Provided data:
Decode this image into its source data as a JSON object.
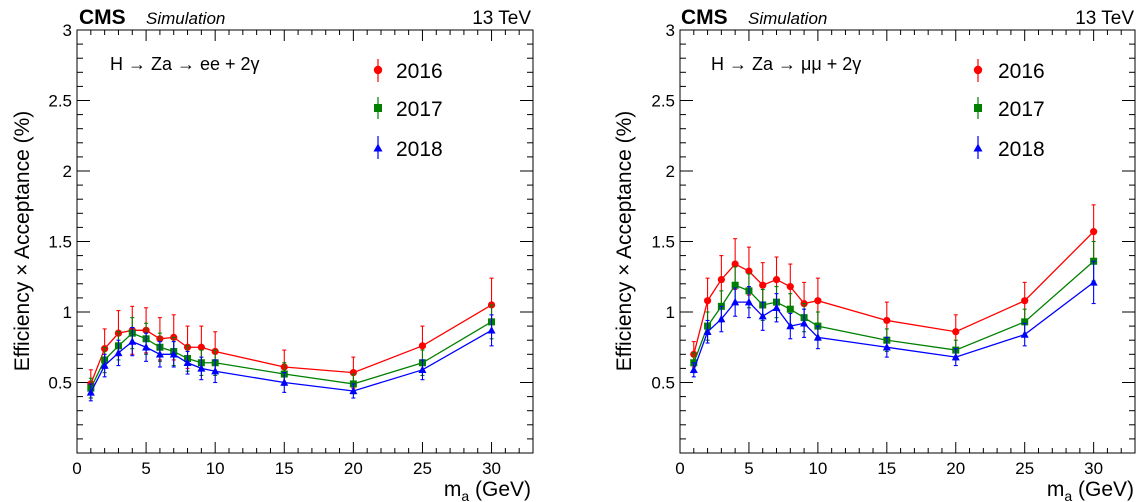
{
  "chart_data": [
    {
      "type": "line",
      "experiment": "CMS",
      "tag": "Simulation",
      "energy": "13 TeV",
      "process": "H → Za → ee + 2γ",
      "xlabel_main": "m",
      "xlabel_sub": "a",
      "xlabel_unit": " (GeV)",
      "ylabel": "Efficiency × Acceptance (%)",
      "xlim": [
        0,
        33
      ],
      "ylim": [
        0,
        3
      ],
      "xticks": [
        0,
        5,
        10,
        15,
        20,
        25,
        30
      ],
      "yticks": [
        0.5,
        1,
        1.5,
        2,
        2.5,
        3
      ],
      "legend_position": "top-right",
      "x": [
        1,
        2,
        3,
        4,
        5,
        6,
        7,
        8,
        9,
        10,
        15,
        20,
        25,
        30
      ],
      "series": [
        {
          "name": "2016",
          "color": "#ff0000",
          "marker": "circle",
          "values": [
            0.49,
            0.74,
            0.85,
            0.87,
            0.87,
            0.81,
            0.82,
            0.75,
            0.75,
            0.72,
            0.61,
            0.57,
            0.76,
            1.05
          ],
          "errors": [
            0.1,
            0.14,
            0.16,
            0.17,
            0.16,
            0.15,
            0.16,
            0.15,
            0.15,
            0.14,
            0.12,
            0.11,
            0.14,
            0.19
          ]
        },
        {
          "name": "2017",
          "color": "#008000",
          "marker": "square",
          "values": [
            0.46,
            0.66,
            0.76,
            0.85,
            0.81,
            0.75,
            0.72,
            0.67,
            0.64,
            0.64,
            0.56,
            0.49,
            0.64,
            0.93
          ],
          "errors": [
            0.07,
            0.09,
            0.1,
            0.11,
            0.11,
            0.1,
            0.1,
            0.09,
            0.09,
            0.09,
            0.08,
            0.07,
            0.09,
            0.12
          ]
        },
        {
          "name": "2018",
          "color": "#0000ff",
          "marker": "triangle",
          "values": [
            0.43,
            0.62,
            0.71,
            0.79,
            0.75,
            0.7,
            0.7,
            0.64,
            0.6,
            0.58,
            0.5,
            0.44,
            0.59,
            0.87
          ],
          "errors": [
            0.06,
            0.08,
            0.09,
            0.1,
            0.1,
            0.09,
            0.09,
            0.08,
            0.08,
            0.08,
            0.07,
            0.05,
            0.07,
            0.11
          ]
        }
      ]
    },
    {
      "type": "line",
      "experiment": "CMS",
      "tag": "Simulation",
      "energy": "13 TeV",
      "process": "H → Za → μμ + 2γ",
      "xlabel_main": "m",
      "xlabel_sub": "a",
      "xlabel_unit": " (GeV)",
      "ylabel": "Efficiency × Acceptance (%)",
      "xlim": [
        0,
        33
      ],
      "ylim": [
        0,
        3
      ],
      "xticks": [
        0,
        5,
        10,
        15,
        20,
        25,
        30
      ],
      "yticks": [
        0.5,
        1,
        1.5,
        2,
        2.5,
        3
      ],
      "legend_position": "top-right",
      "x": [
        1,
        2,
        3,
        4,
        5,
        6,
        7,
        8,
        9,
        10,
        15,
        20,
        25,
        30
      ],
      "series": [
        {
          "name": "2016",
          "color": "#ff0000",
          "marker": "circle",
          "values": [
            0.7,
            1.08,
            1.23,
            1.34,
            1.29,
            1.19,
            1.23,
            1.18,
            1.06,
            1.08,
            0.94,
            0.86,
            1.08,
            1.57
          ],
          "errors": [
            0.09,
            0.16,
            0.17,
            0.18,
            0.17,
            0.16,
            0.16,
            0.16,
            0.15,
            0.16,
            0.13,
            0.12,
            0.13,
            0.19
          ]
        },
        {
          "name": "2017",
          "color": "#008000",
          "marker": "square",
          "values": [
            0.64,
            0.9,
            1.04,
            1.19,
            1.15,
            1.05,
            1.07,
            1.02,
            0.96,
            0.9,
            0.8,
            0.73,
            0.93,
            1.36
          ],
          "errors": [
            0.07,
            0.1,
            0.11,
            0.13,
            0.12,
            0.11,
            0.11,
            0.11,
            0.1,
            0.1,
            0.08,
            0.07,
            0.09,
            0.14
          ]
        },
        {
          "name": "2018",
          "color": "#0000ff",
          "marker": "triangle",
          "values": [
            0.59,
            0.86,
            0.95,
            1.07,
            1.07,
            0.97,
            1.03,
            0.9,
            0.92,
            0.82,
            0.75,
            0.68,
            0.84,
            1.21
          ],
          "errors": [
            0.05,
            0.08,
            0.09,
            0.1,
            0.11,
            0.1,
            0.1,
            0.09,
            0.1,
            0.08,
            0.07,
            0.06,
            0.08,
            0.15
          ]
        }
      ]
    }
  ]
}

Your instructions: Repeat the records above exactly, leaving out any pictures they contain.

Exercise solution:
Decode this image into its source data as a JSON object.
{
  "chart_data": [
    {
      "type": "line",
      "experiment": "CMS",
      "tag": "Simulation",
      "energy": "13 TeV",
      "process": "H → Za → ee + 2γ",
      "xlabel_main": "m",
      "xlabel_sub": "a",
      "xlabel_unit": " (GeV)",
      "ylabel": "Efficiency × Acceptance (%)",
      "xlim": [
        0,
        33
      ],
      "ylim": [
        0,
        3
      ],
      "xticks": [
        0,
        5,
        10,
        15,
        20,
        25,
        30
      ],
      "yticks": [
        0.5,
        1,
        1.5,
        2,
        2.5,
        3
      ],
      "legend_position": "top-right",
      "x": [
        1,
        2,
        3,
        4,
        5,
        6,
        7,
        8,
        9,
        10,
        15,
        20,
        25,
        30
      ],
      "series": [
        {
          "name": "2016",
          "color": "#ff0000",
          "marker": "circle",
          "values": [
            0.49,
            0.74,
            0.85,
            0.87,
            0.87,
            0.81,
            0.82,
            0.75,
            0.75,
            0.72,
            0.61,
            0.57,
            0.76,
            1.05
          ],
          "errors": [
            0.1,
            0.14,
            0.16,
            0.17,
            0.16,
            0.15,
            0.16,
            0.15,
            0.15,
            0.14,
            0.12,
            0.11,
            0.14,
            0.19
          ]
        },
        {
          "name": "2017",
          "color": "#008000",
          "marker": "square",
          "values": [
            0.46,
            0.66,
            0.76,
            0.85,
            0.81,
            0.75,
            0.72,
            0.67,
            0.64,
            0.64,
            0.56,
            0.49,
            0.64,
            0.93
          ],
          "errors": [
            0.07,
            0.09,
            0.1,
            0.11,
            0.11,
            0.1,
            0.1,
            0.09,
            0.09,
            0.09,
            0.08,
            0.07,
            0.09,
            0.12
          ]
        },
        {
          "name": "2018",
          "color": "#0000ff",
          "marker": "triangle",
          "values": [
            0.43,
            0.62,
            0.71,
            0.79,
            0.75,
            0.7,
            0.7,
            0.64,
            0.6,
            0.58,
            0.5,
            0.44,
            0.59,
            0.87
          ],
          "errors": [
            0.06,
            0.08,
            0.09,
            0.1,
            0.1,
            0.09,
            0.09,
            0.08,
            0.08,
            0.08,
            0.07,
            0.05,
            0.07,
            0.11
          ]
        }
      ]
    },
    {
      "type": "line",
      "experiment": "CMS",
      "tag": "Simulation",
      "energy": "13 TeV",
      "process": "H → Za → μμ + 2γ",
      "xlabel_main": "m",
      "xlabel_sub": "a",
      "xlabel_unit": " (GeV)",
      "ylabel": "Efficiency × Acceptance (%)",
      "xlim": [
        0,
        33
      ],
      "ylim": [
        0,
        3
      ],
      "xticks": [
        0,
        5,
        10,
        15,
        20,
        25,
        30
      ],
      "yticks": [
        0.5,
        1,
        1.5,
        2,
        2.5,
        3
      ],
      "legend_position": "top-right",
      "x": [
        1,
        2,
        3,
        4,
        5,
        6,
        7,
        8,
        9,
        10,
        15,
        20,
        25,
        30
      ],
      "series": [
        {
          "name": "2016",
          "color": "#ff0000",
          "marker": "circle",
          "values": [
            0.7,
            1.08,
            1.23,
            1.34,
            1.29,
            1.19,
            1.23,
            1.18,
            1.06,
            1.08,
            0.94,
            0.86,
            1.08,
            1.57
          ],
          "errors": [
            0.09,
            0.16,
            0.17,
            0.18,
            0.17,
            0.16,
            0.16,
            0.16,
            0.15,
            0.16,
            0.13,
            0.12,
            0.13,
            0.19
          ]
        },
        {
          "name": "2017",
          "color": "#008000",
          "marker": "square",
          "values": [
            0.64,
            0.9,
            1.04,
            1.19,
            1.15,
            1.05,
            1.07,
            1.02,
            0.96,
            0.9,
            0.8,
            0.73,
            0.93,
            1.36
          ],
          "errors": [
            0.07,
            0.1,
            0.11,
            0.13,
            0.12,
            0.11,
            0.11,
            0.11,
            0.1,
            0.1,
            0.08,
            0.07,
            0.09,
            0.14
          ]
        },
        {
          "name": "2018",
          "color": "#0000ff",
          "marker": "triangle",
          "values": [
            0.59,
            0.86,
            0.95,
            1.07,
            1.07,
            0.97,
            1.03,
            0.9,
            0.92,
            0.82,
            0.75,
            0.68,
            0.84,
            1.21
          ],
          "errors": [
            0.05,
            0.08,
            0.09,
            0.1,
            0.11,
            0.1,
            0.1,
            0.09,
            0.1,
            0.08,
            0.07,
            0.06,
            0.08,
            0.15
          ]
        }
      ]
    }
  ]
}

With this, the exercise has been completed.